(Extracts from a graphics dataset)
^^^^^^^^^^^^^^^^
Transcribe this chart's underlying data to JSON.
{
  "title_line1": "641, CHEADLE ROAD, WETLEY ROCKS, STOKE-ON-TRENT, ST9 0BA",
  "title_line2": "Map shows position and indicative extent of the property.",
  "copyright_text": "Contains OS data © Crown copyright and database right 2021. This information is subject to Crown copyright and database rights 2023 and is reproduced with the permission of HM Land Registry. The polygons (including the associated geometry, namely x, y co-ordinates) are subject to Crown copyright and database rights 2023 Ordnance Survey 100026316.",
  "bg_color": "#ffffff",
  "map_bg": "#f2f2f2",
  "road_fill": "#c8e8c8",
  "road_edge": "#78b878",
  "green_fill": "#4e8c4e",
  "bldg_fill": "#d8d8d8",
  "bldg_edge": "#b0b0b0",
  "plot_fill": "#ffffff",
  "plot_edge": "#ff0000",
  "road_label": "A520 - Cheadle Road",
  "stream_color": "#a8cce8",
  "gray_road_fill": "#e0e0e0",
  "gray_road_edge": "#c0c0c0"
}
^^^^^^^^^^^^^^^^
Short task: Restate each of the entries above verbatim.

Result of this exercise:
Transcribe this chart's underlying data to JSON.
{
  "title_line1": "641, CHEADLE ROAD, WETLEY ROCKS, STOKE-ON-TRENT, ST9 0BA",
  "title_line2": "Map shows position and indicative extent of the property.",
  "copyright_text": "Contains OS data © Crown copyright and database right 2021. This information is subject to Crown copyright and database rights 2023 and is reproduced with the permission of HM Land Registry. The polygons (including the associated geometry, namely x, y co-ordinates) are subject to Crown copyright and database rights 2023 Ordnance Survey 100026316.",
  "bg_color": "#ffffff",
  "map_bg": "#f2f2f2",
  "road_fill": "#c8e8c8",
  "road_edge": "#78b878",
  "green_fill": "#4e8c4e",
  "bldg_fill": "#d8d8d8",
  "bldg_edge": "#b0b0b0",
  "plot_fill": "#ffffff",
  "plot_edge": "#ff0000",
  "road_label": "A520 - Cheadle Road",
  "stream_color": "#a8cce8",
  "gray_road_fill": "#e0e0e0",
  "gray_road_edge": "#c0c0c0"
}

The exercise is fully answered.